• [What is required]: Output the records exactly as they appear, with no pictures included.

• [Excerpted data]:

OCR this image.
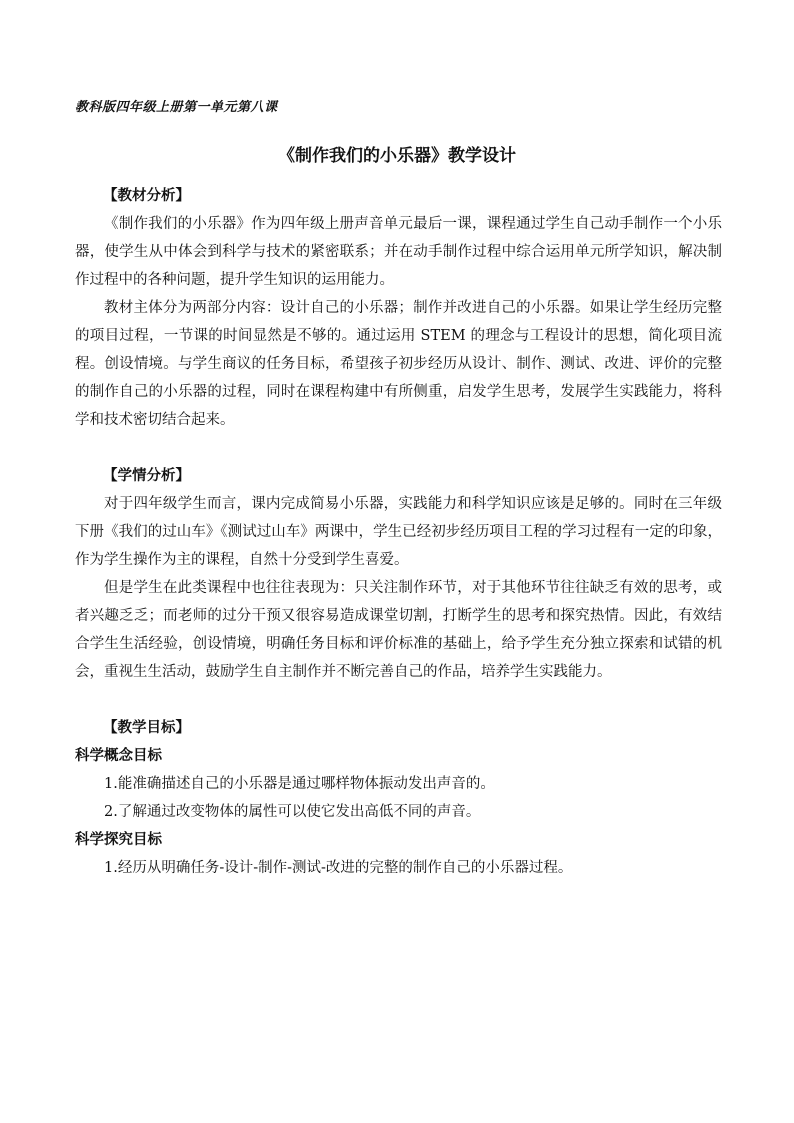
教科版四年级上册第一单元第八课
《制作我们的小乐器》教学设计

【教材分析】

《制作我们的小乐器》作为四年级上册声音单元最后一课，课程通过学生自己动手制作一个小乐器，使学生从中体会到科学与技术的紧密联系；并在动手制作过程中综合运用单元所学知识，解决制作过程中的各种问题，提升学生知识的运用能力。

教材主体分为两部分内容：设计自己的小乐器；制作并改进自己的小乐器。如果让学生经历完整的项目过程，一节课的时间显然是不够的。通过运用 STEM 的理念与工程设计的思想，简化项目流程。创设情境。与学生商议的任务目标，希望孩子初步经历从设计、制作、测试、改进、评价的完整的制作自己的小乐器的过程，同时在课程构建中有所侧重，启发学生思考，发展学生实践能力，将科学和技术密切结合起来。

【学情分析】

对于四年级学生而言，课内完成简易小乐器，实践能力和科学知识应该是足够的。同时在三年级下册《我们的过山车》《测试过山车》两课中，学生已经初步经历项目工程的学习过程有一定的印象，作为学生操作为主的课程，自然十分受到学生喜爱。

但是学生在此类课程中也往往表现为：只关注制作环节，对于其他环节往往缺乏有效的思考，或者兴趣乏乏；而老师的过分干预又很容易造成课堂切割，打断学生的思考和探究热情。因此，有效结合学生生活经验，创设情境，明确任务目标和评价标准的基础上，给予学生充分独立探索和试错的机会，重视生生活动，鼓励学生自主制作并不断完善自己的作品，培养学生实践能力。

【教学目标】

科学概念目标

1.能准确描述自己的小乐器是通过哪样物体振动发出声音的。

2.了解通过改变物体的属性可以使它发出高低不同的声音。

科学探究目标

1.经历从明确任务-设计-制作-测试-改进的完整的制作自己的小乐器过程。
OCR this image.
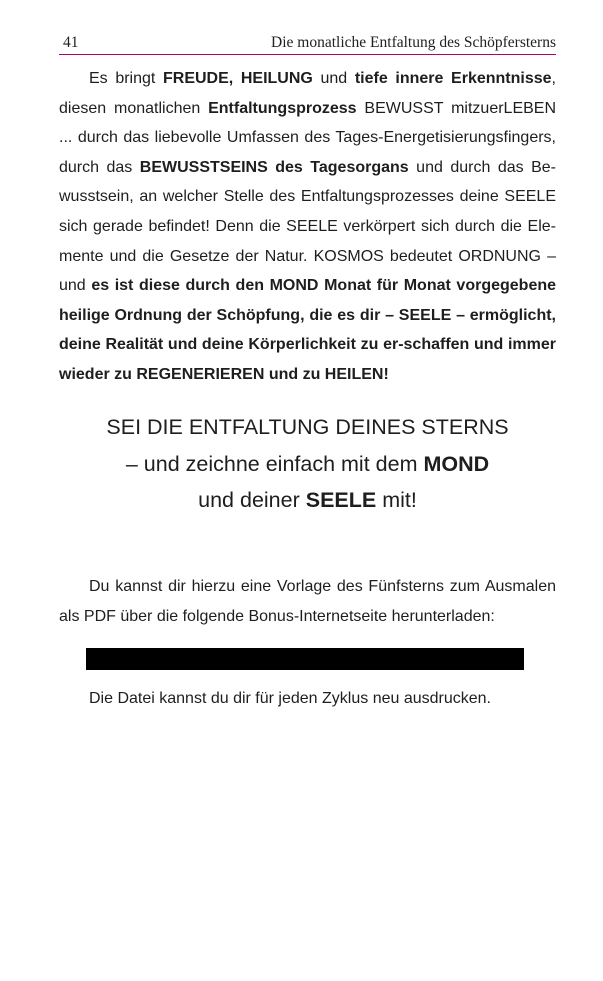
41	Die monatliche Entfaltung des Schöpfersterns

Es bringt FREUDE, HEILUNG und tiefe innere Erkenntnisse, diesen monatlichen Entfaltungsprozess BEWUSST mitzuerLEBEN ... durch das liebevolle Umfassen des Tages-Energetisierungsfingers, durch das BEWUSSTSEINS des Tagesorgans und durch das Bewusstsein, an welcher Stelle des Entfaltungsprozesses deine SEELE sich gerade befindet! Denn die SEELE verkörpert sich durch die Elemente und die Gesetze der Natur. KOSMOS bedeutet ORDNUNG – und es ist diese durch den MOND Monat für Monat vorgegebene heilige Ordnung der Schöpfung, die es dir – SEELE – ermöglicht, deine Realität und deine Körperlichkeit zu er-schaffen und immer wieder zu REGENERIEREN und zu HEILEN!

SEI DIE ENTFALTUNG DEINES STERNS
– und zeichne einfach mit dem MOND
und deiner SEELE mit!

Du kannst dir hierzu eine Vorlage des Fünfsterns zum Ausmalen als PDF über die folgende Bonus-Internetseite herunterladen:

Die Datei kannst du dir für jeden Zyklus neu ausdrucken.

• [Solution below]:
OCR this image.
教科版四年级上册第一单元第八课
《制作我们的小乐器》教学设计

【教材分析】

《制作我们的小乐器》作为四年级上册声音单元最后一课，课程通过学生自己动手制作一个小乐器，使学生从中体会到科学与技术的紧密联系；并在动手制作过程中综合运用单元所学知识，解决制作过程中的各种问题，提升学生知识的运用能力。

教材主体分为两部分内容：设计自己的小乐器；制作并改进自己的小乐器。如果让学生经历完整的项目过程，一节课的时间显然是不够的。通过运用 STEM 的理念与工程设计的思想，简化项目流程。创设情境。与学生商议的任务目标，希望孩子初步经历从设计、制作、测试、改进、评价的完整的制作自己的小乐器的过程，同时在课程构建中有所侧重，启发学生思考，发展学生实践能力，将科学和技术密切结合起来。

【学情分析】

对于四年级学生而言，课内完成简易小乐器，实践能力和科学知识应该是足够的。同时在三年级下册《我们的过山车》《测试过山车》两课中，学生已经初步经历项目工程的学习过程有一定的印象，作为学生操作为主的课程，自然十分受到学生喜爱。

但是学生在此类课程中也往往表现为：只关注制作环节，对于其他环节往往缺乏有效的思考，或者兴趣乏乏；而老师的过分干预又很容易造成课堂切割，打断学生的思考和探究热情。因此，有效结合学生生活经验，创设情境，明确任务目标和评价标准的基础上，给予学生充分独立探索和试错的机会，重视生生活动，鼓励学生自主制作并不断完善自己的作品，培养学生实践能力。

【教学目标】

科学概念目标

1.能准确描述自己的小乐器是通过哪样物体振动发出声音的。

2.了解通过改变物体的属性可以使它发出高低不同的声音。

科学探究目标

1.经历从明确任务-设计-制作-测试-改进的完整的制作自己的小乐器过程。
OCR this image.
41	Die monatliche Entfaltung des Schöpfersterns

Es bringt FREUDE, HEILUNG und tiefe innere Erkenntnisse, diesen monatlichen Entfaltungsprozess BEWUSST mitzuerLEBEN ... durch das liebevolle Umfassen des Tages-Energetisierungsfingers, durch das BEWUSSTSEINS des Tagesorgans und durch das Bewusstsein, an welcher Stelle des Entfaltungsprozesses deine SEELE sich gerade befindet! Denn die SEELE verkörpert sich durch die Elemente und die Gesetze der Natur. KOSMOS bedeutet ORDNUNG – und es ist diese durch den MOND Monat für Monat vorgegebene heilige Ordnung der Schöpfung, die es dir – SEELE – ermöglicht, deine Realität und deine Körperlichkeit zu er-schaffen und immer wieder zu REGENERIEREN und zu HEILEN!

SEI DIE ENTFALTUNG DEINES STERNS
– und zeichne einfach mit dem MOND
und deiner SEELE mit!

Du kannst dir hierzu eine Vorlage des Fünfsterns zum Ausmalen als PDF über die folgende Bonus-Internetseite herunterladen:

Die Datei kannst du dir für jeden Zyklus neu ausdrucken.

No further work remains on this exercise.